/---
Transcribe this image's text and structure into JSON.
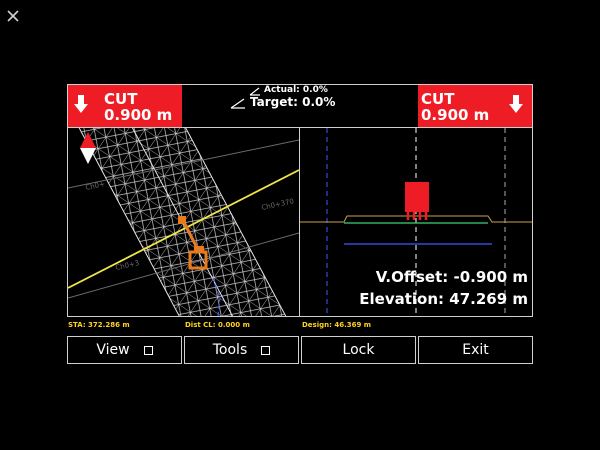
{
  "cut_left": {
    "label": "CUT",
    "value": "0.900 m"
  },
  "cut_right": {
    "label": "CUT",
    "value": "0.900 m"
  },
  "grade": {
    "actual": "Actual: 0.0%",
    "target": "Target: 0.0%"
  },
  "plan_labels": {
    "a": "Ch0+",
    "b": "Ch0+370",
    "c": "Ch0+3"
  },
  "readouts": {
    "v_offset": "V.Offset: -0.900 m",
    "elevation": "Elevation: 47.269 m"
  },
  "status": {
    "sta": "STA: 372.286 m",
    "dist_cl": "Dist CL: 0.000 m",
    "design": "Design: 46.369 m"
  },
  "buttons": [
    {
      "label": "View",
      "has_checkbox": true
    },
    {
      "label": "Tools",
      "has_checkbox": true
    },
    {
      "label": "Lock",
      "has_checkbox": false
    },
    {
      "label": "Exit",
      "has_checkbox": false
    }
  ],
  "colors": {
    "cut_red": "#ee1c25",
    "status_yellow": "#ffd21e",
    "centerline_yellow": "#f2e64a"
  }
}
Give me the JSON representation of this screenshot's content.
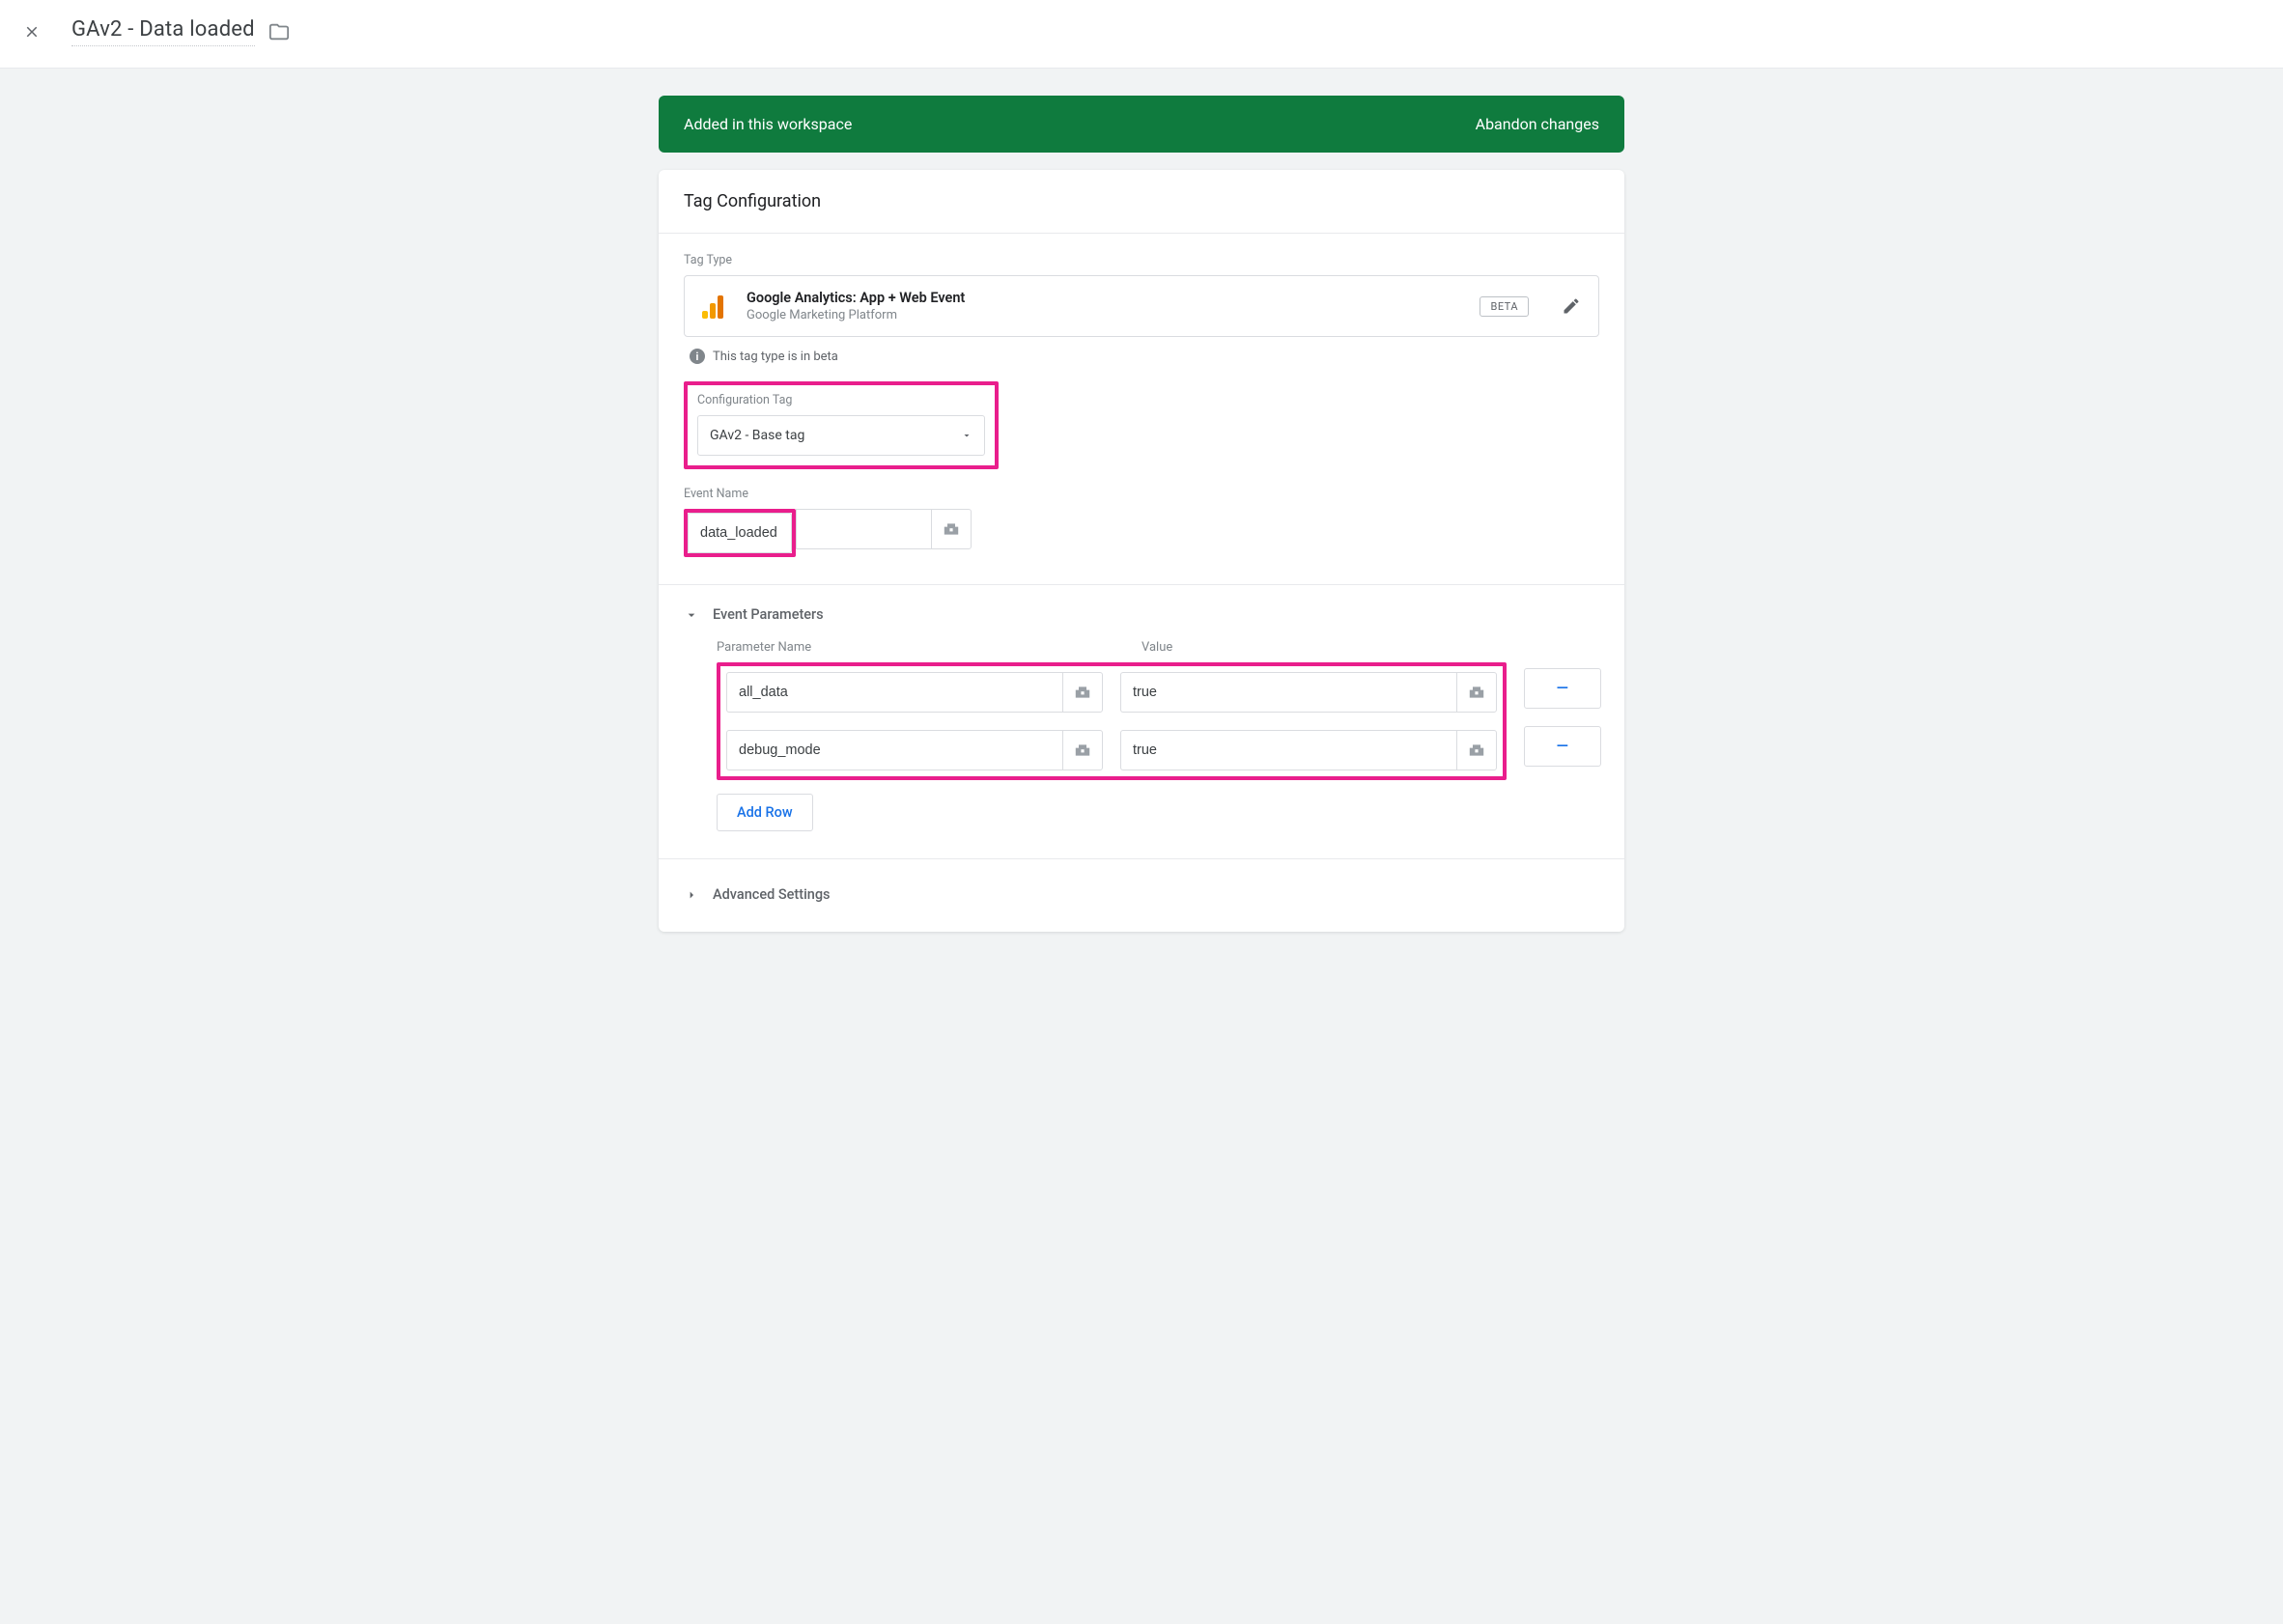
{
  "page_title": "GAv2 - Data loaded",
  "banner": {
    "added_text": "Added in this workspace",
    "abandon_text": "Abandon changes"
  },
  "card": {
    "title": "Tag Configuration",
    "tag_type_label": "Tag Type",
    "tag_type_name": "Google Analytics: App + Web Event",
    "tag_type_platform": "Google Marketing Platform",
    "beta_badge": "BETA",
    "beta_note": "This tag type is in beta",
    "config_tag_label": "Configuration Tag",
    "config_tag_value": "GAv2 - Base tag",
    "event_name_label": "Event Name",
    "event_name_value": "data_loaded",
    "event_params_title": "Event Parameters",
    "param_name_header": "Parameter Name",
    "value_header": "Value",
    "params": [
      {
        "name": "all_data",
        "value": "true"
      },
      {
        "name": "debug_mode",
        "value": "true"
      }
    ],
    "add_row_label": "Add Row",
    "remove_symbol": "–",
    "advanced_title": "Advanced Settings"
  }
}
\---
/---
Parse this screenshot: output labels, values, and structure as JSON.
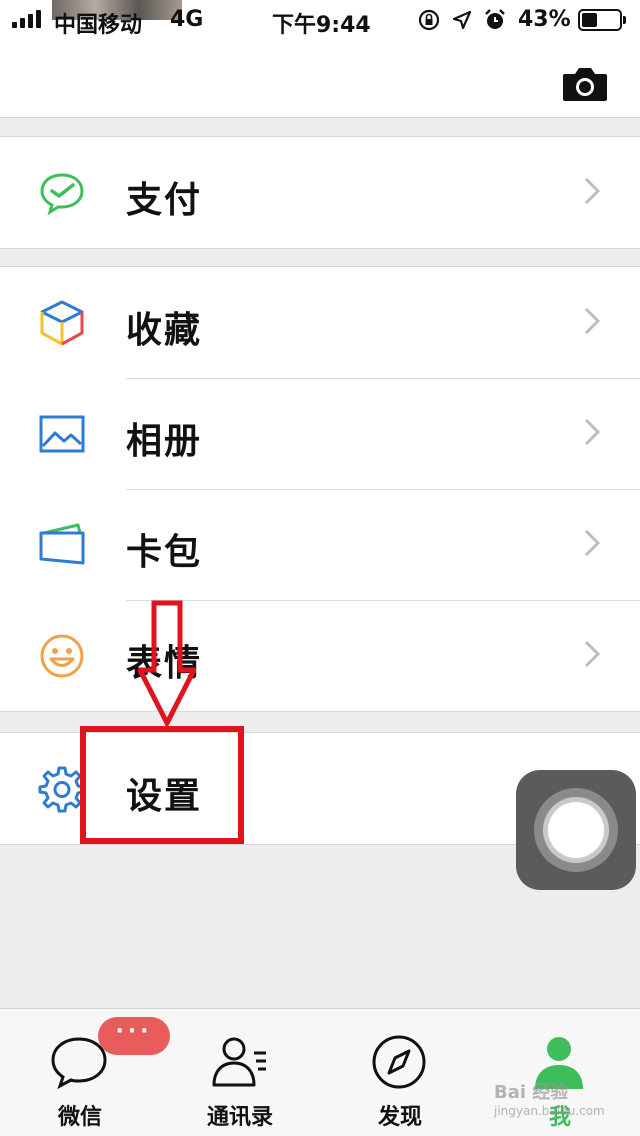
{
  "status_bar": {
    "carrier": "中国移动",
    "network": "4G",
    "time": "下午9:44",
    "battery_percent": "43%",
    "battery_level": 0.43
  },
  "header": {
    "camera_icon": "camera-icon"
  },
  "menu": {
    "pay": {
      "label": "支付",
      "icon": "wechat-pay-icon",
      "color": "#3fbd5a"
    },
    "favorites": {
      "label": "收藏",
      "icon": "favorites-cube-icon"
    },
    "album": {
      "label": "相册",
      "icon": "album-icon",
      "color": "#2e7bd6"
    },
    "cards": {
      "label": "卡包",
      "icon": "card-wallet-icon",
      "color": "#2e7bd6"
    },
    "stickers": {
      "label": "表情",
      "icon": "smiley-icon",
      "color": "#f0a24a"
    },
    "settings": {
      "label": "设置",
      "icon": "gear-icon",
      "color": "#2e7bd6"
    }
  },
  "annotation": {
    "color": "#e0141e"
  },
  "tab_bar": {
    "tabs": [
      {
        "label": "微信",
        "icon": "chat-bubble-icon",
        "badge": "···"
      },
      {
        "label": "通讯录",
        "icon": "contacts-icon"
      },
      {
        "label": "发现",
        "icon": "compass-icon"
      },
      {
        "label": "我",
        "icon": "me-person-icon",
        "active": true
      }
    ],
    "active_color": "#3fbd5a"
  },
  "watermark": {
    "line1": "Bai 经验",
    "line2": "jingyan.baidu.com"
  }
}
\---
*Direction:* Leave out every line without the string "structure" and copy the rest.

*Written response:*
Transcribe this image's text and structure into JSON.
Parse this screenshot: output labels, values, and structure as JSON.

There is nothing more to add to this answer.